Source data
++++

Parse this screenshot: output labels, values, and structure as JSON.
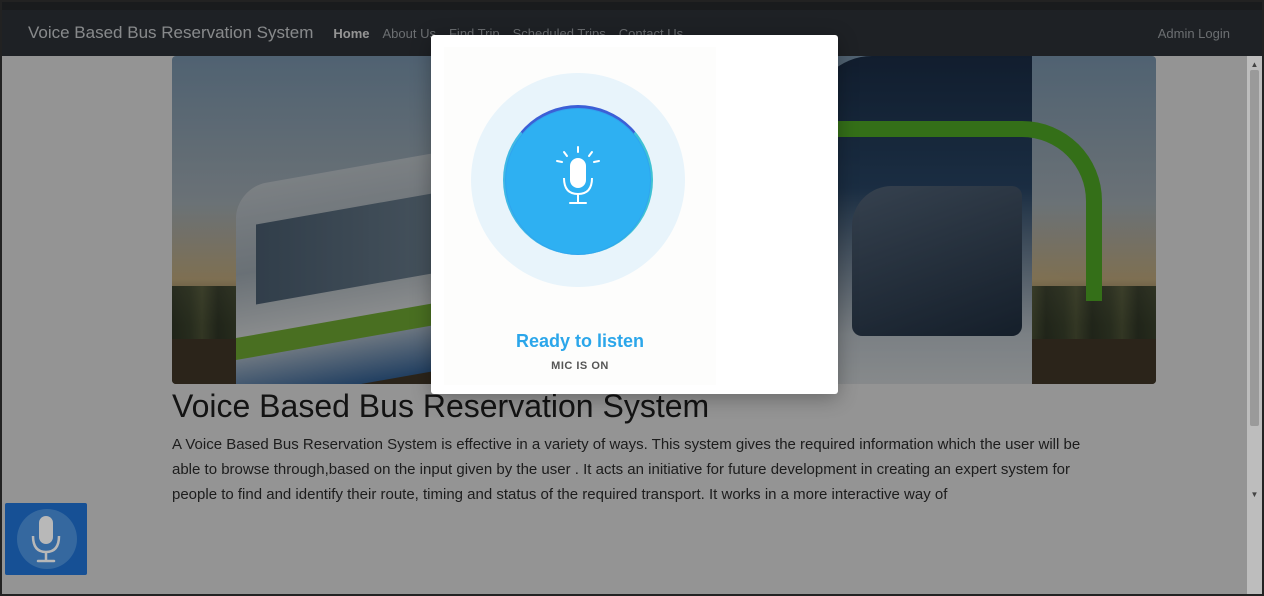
{
  "navbar": {
    "brand": "Voice Based Bus Reservation System",
    "links": [
      "Home",
      "About Us",
      "Find Trip",
      "Scheduled Trips",
      "Contact Us"
    ],
    "admin_login": "Admin Login"
  },
  "main": {
    "title": "Voice Based Bus Reservation System",
    "description": "A Voice Based Bus Reservation System is effective in a variety of ways. This system gives the required information which the user will be able to browse through,based on the input given by the user . It acts an initiative for future development in creating an expert system for people to find and identify their route, timing and status of the required transport. It works in a more interactive way of"
  },
  "voice_modal": {
    "status_title": "Ready to listen",
    "status_sub": "MIC IS ON",
    "icon": "microphone-icon"
  },
  "floating_mic": {
    "icon": "microphone-icon"
  },
  "colors": {
    "navbar": "#343a40",
    "mic_blue": "#2eb0f2",
    "listen_text": "#2ba6ea",
    "float_button": "#1f6fcf"
  }
}
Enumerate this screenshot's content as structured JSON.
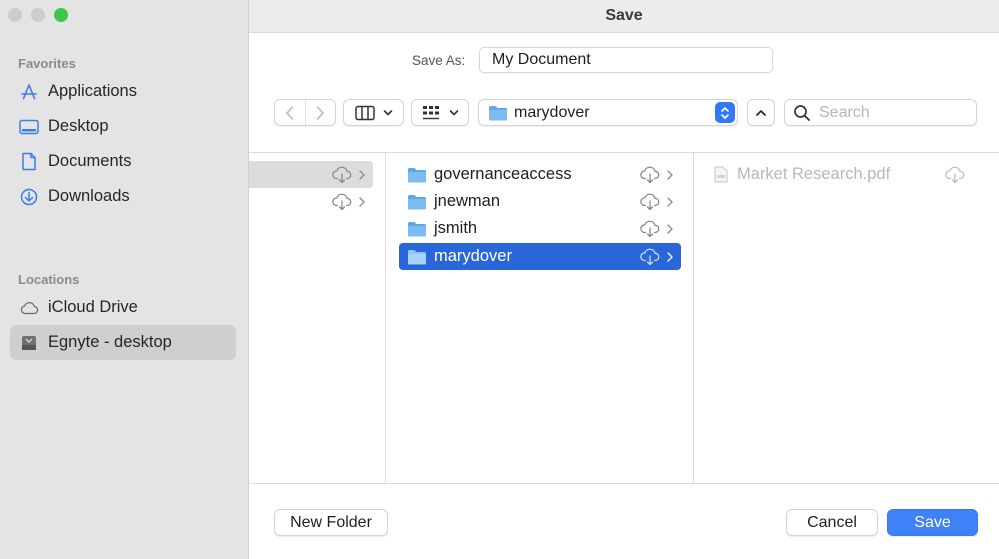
{
  "window": {
    "title": "Save"
  },
  "sidebar": {
    "favorites_title": "Favorites",
    "favorites": [
      {
        "label": "Applications",
        "icon": "applications-icon"
      },
      {
        "label": "Desktop",
        "icon": "desktop-icon"
      },
      {
        "label": "Documents",
        "icon": "document-icon"
      },
      {
        "label": "Downloads",
        "icon": "downloads-icon"
      }
    ],
    "locations_title": "Locations",
    "locations": [
      {
        "label": "iCloud Drive",
        "icon": "cloud-icon"
      },
      {
        "label": "Egnyte - desktop",
        "icon": "drive-icon",
        "selected": true
      }
    ]
  },
  "saveas": {
    "label": "Save As:",
    "value": "My Document"
  },
  "toolbar": {
    "location": "marydover",
    "search_placeholder": "Search"
  },
  "browser": {
    "column2": [
      {
        "name": "governanceaccess"
      },
      {
        "name": "jnewman"
      },
      {
        "name": "jsmith"
      },
      {
        "name": "marydover",
        "selected": true
      }
    ],
    "column3": [
      {
        "name": "Market Research.pdf",
        "disabled": true
      }
    ]
  },
  "buttons": {
    "new_folder": "New Folder",
    "cancel": "Cancel",
    "save": "Save"
  },
  "colors": {
    "accent": "#3f82f7",
    "selection": "#2966d7",
    "maximize": "#3ec74b"
  }
}
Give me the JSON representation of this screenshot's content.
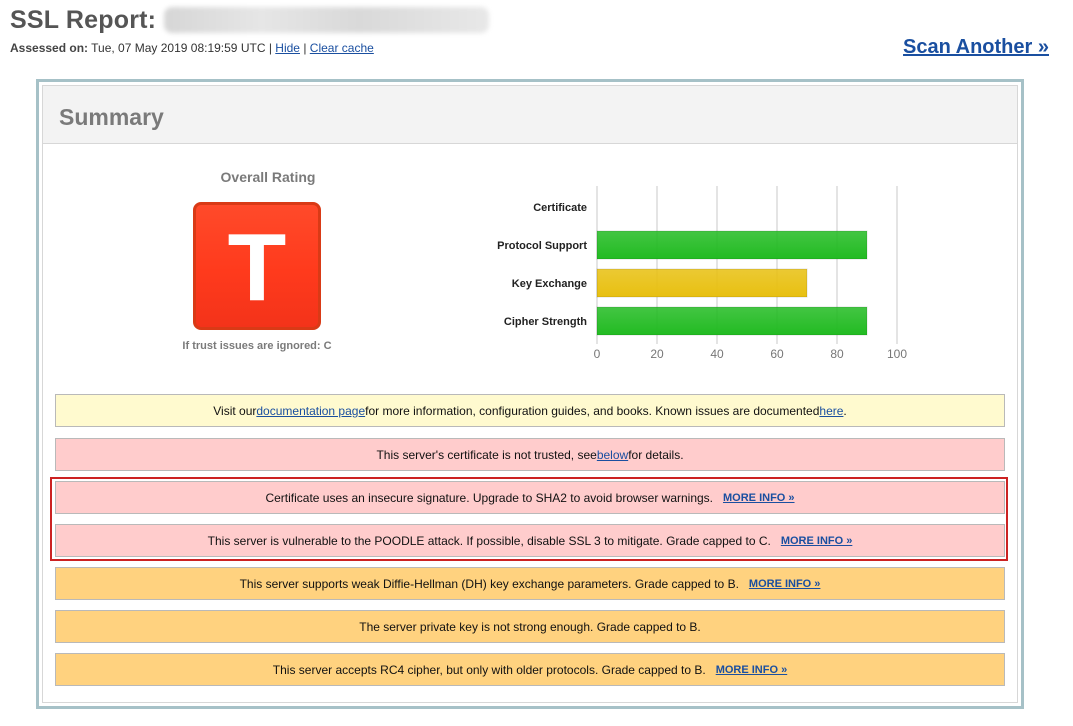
{
  "header": {
    "title": "SSL Report:",
    "assessed_label": "Assessed on:",
    "assessed_value": "Tue, 07 May 2019 08:19:59 UTC",
    "sep1": "|",
    "hide_link": "Hide",
    "sep2": "|",
    "clear_cache_link": "Clear cache",
    "scan_another": "Scan Another »"
  },
  "summary": {
    "title": "Summary",
    "overall_rating_label": "Overall Rating",
    "grade": "T",
    "trust_note": "If trust issues are ignored: C"
  },
  "chart_data": {
    "type": "bar",
    "orientation": "horizontal",
    "categories": [
      "Certificate",
      "Protocol Support",
      "Key Exchange",
      "Cipher Strength"
    ],
    "values": [
      0,
      90,
      70,
      90
    ],
    "colors": [
      "#22bb22",
      "#22bb22",
      "#e8c010",
      "#22bb22"
    ],
    "xlim": [
      0,
      100
    ],
    "xticks": [
      "0",
      "20",
      "40",
      "60",
      "80",
      "100"
    ],
    "grid": true
  },
  "notices": {
    "doc": {
      "pre": "Visit our ",
      "link": "documentation page",
      "mid": " for more information, configuration guides, and books. Known issues are documented ",
      "link2": "here",
      "post": "."
    },
    "cert": {
      "pre": "This server's certificate is not trusted, see ",
      "link": "below",
      "post": " for details."
    },
    "sha2": {
      "text": "Certificate uses an insecure signature. Upgrade to SHA2 to avoid browser warnings.",
      "more": "MORE INFO »"
    },
    "poodle": {
      "text": "This server is vulnerable to the POODLE attack. If possible, disable SSL 3 to mitigate. Grade capped to C.",
      "more": "MORE INFO »"
    },
    "dh": {
      "text": "This server supports weak Diffie-Hellman (DH) key exchange parameters. Grade capped to B.",
      "more": "MORE INFO »"
    },
    "key": {
      "text": "The server private key is not strong enough. Grade capped to B."
    },
    "rc4": {
      "text": "This server accepts RC4 cipher, but only with older protocols. Grade capped to B.",
      "more": "MORE INFO »"
    }
  }
}
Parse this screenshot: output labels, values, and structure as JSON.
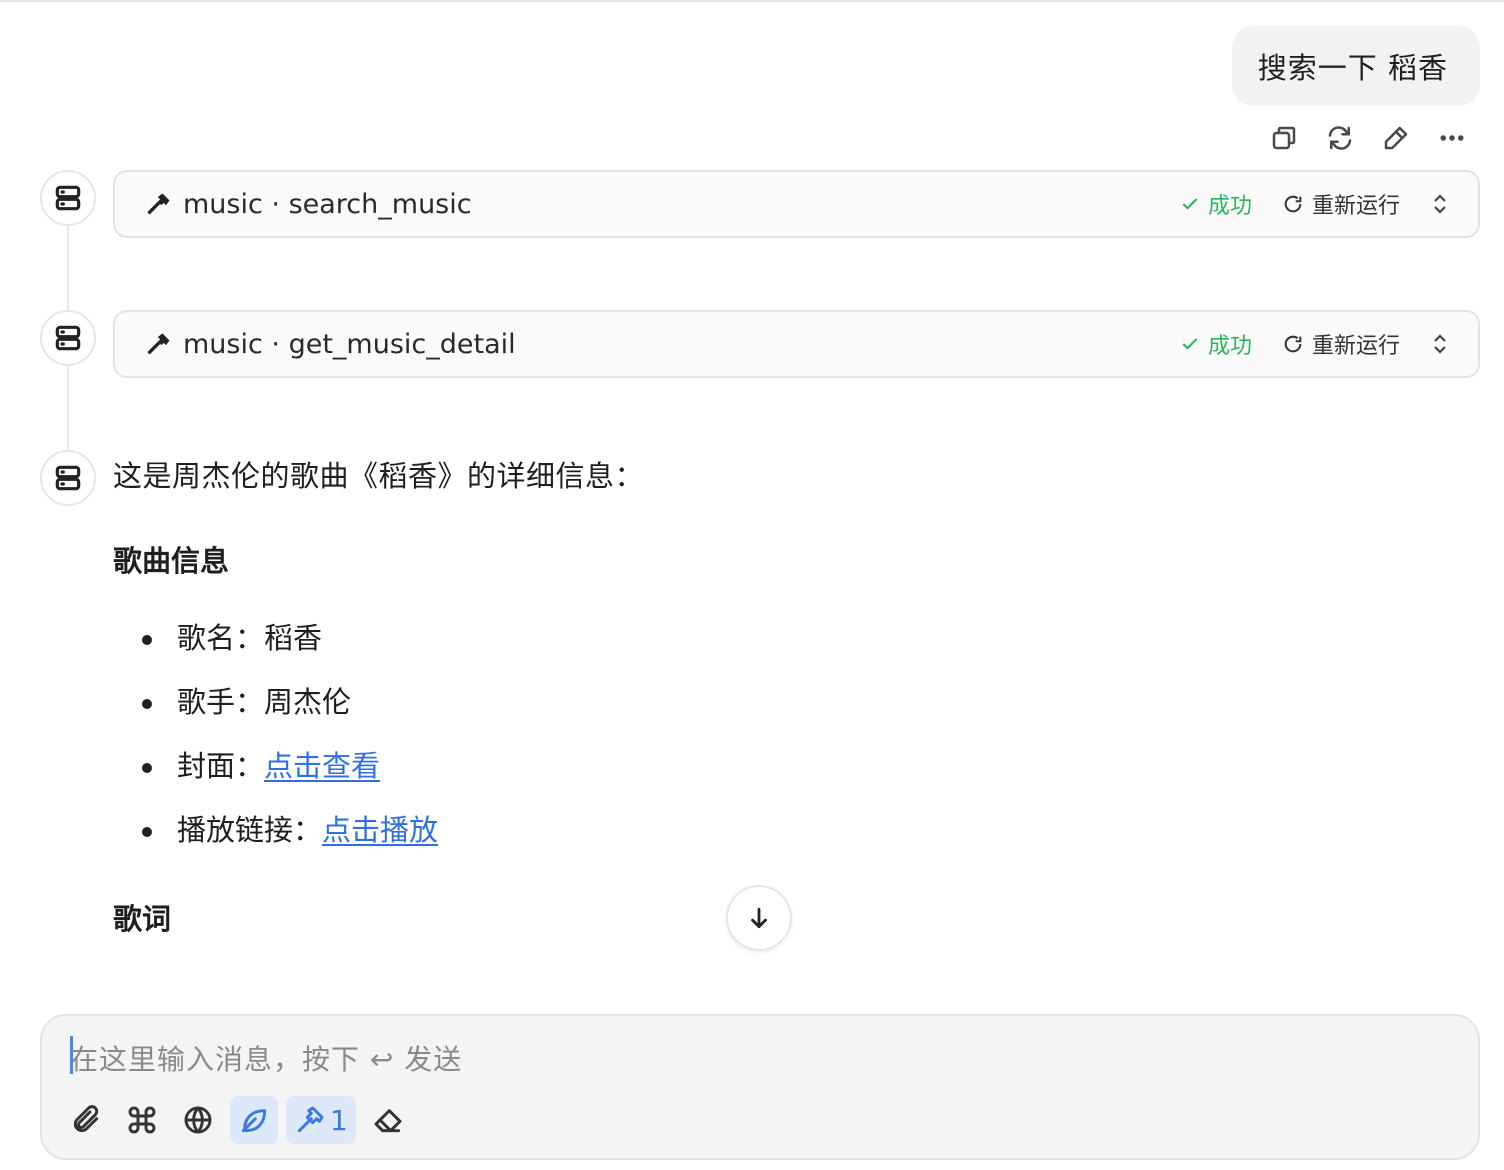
{
  "user_message": "搜索一下 稻香",
  "message_actions": [
    "copy-icon",
    "regenerate-icon",
    "edit-icon",
    "more-icon"
  ],
  "tool_calls": [
    {
      "name": "music · search_music",
      "status": "成功",
      "rerun_label": "重新运行"
    },
    {
      "name": "music · get_music_detail",
      "status": "成功",
      "rerun_label": "重新运行"
    }
  ],
  "answer": {
    "intro": "这是周杰伦的歌曲《稻香》的详细信息：",
    "section_title": "歌曲信息",
    "items": [
      {
        "label": "歌名：",
        "value": "稻香"
      },
      {
        "label": "歌手：",
        "value": "周杰伦"
      },
      {
        "label": "封面：",
        "link": "点击查看"
      },
      {
        "label": "播放链接：",
        "link": "点击播放"
      }
    ],
    "lyrics_title": "歌词"
  },
  "composer": {
    "placeholder": "在这里输入消息，按下 ↩ 发送",
    "tools_count": "1"
  },
  "colors": {
    "success": "#2db55d",
    "link": "#2f6fe0",
    "active_tool": "#3a7be0"
  }
}
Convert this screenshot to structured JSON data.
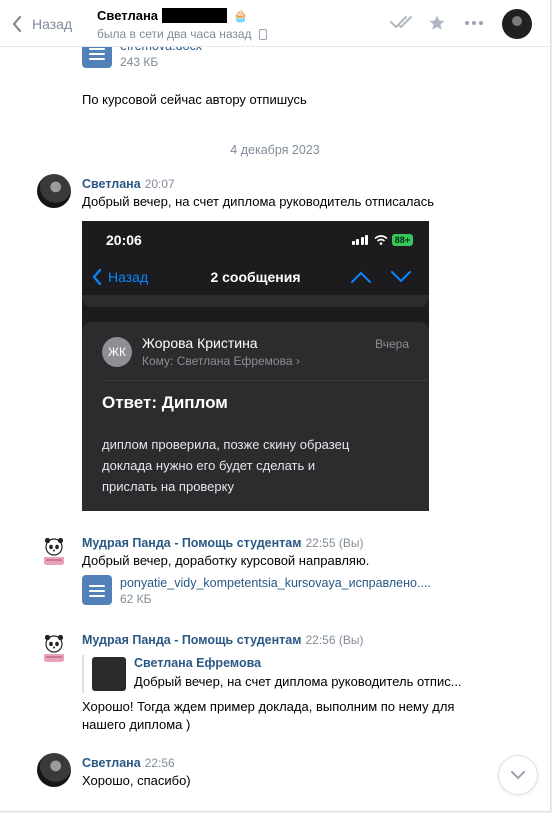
{
  "header": {
    "back_label": "Назад",
    "peer_name": "Светлана",
    "status": "была в сети два часа назад"
  },
  "messages": {
    "top_doc": {
      "name": "efremova.docx",
      "size": "243 КБ"
    },
    "top_text": "По курсовой сейчас автору отпишусь",
    "date_sep": "4 декабря 2023",
    "m1": {
      "author": "Светлана",
      "time": "20:07",
      "text": "Добрый вечер, на счет диплома руководитель отписалась"
    },
    "m2": {
      "author": "Мудрая Панда - Помощь студентам",
      "time": "22:55 (Вы)",
      "text": "Добрый вечер, доработку курсовой направляю.",
      "doc_name": "ponyatie_vidy_kompetentsia_kursovaya_исправлено....",
      "doc_size": "62 КБ"
    },
    "m3": {
      "author": "Мудрая Панда - Помощь студентам",
      "time": "22:56 (Вы)",
      "reply_author": "Светлана Ефремова",
      "reply_text": "Добрый вечер, на счет диплома руководитель отпис...",
      "text": "Хорошо! Тогда ждем пример доклада, выполним по нему для нашего диплома )"
    },
    "m4": {
      "author": "Светлана",
      "time": "22:56",
      "text": "Хорошо, спасибо)"
    }
  },
  "screenshot": {
    "status_time": "20:06",
    "battery": "88+",
    "nav_back": "Назад",
    "nav_title": "2 сообщения",
    "initials": "ЖК",
    "sender": "Жорова Кристина",
    "to_label": "Кому:",
    "to_name": "Светлана Ефремова",
    "when": "Вчера",
    "subject": "Ответ: Диплом",
    "body": "диплом проверила, позже скину образец\n доклада нужно его будет сделать и\nприслать на проверку"
  },
  "colors": {
    "link": "#2a5885",
    "accent": "#5181b8",
    "muted": "#818c99",
    "ios_blue": "#0a84ff"
  },
  "icons": [
    "chevron-left-icon",
    "read-checks-icon",
    "star-icon",
    "more-icon",
    "phone-icon",
    "doc-icon",
    "chevron-down-icon"
  ]
}
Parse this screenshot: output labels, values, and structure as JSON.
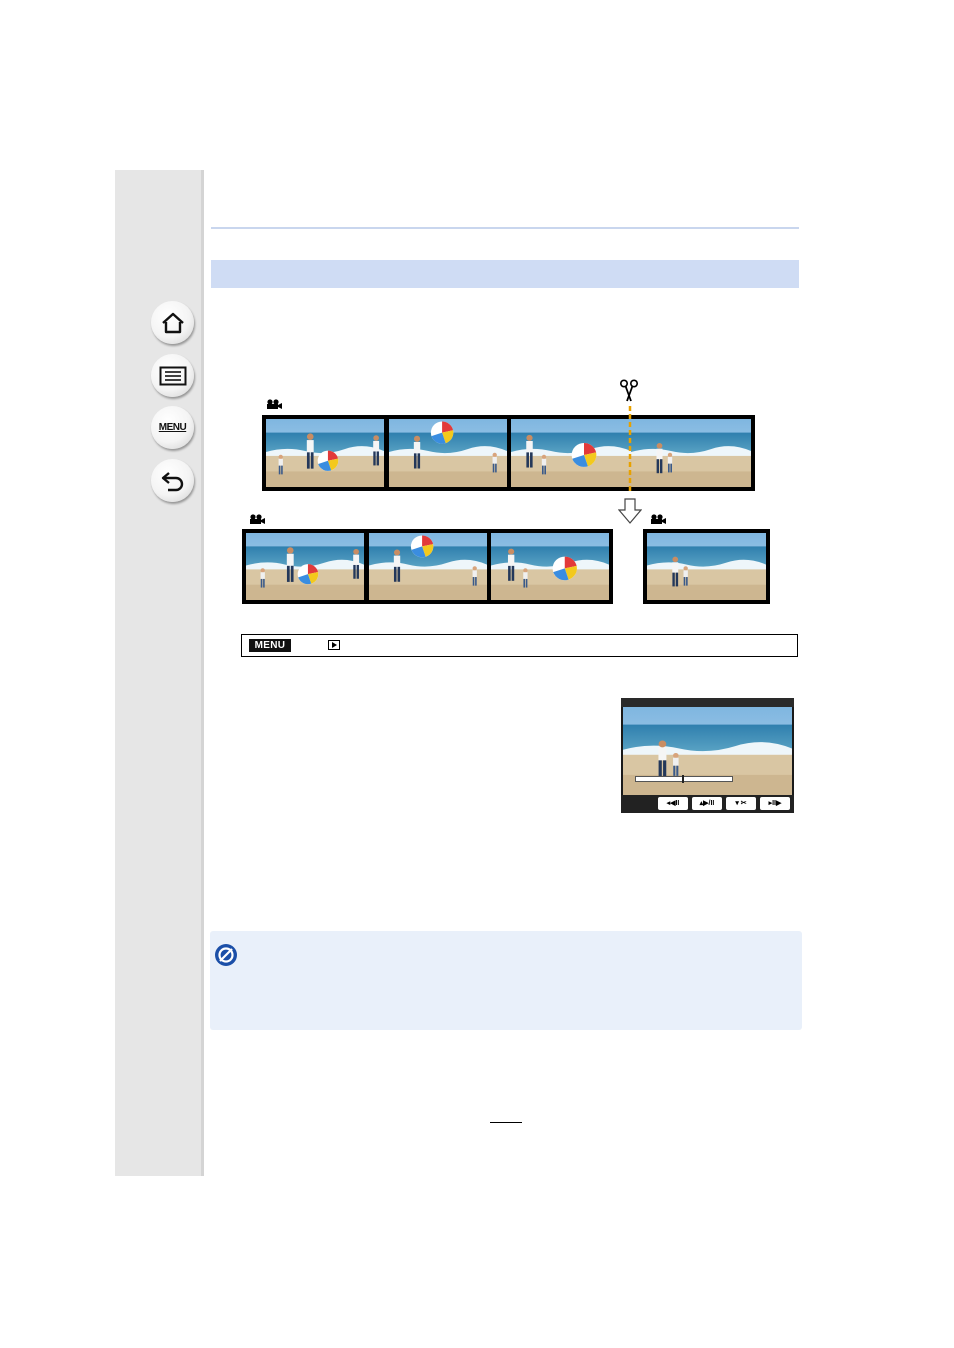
{
  "sidebar": {
    "home_icon": "home-icon",
    "contents_icon": "contents-list-icon",
    "menu_label": "MENU",
    "back_icon": "return-icon"
  },
  "menu_path": {
    "badge": "MENU",
    "icon": "playback-icon"
  },
  "diagram": {
    "split_icon": "scissors-icon",
    "arrow_icon": "down-arrow-icon",
    "movie_icon": "motion-picture-icon"
  },
  "camera_screen": {
    "controls": [
      "◂◀II",
      "▴▶/II",
      "▾ ✂",
      "▸II▶"
    ]
  },
  "note": {
    "icon": "not-available-icon"
  },
  "colors": {
    "section_bar": "#cfdcf4",
    "note_background": "#e9f0fa",
    "note_icon": "#1b4fa8",
    "split_line": "#e8a100"
  }
}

++++

- What you should do
Counting only lines of the data above that hold "browser", report the total and nothing else.

- Output
2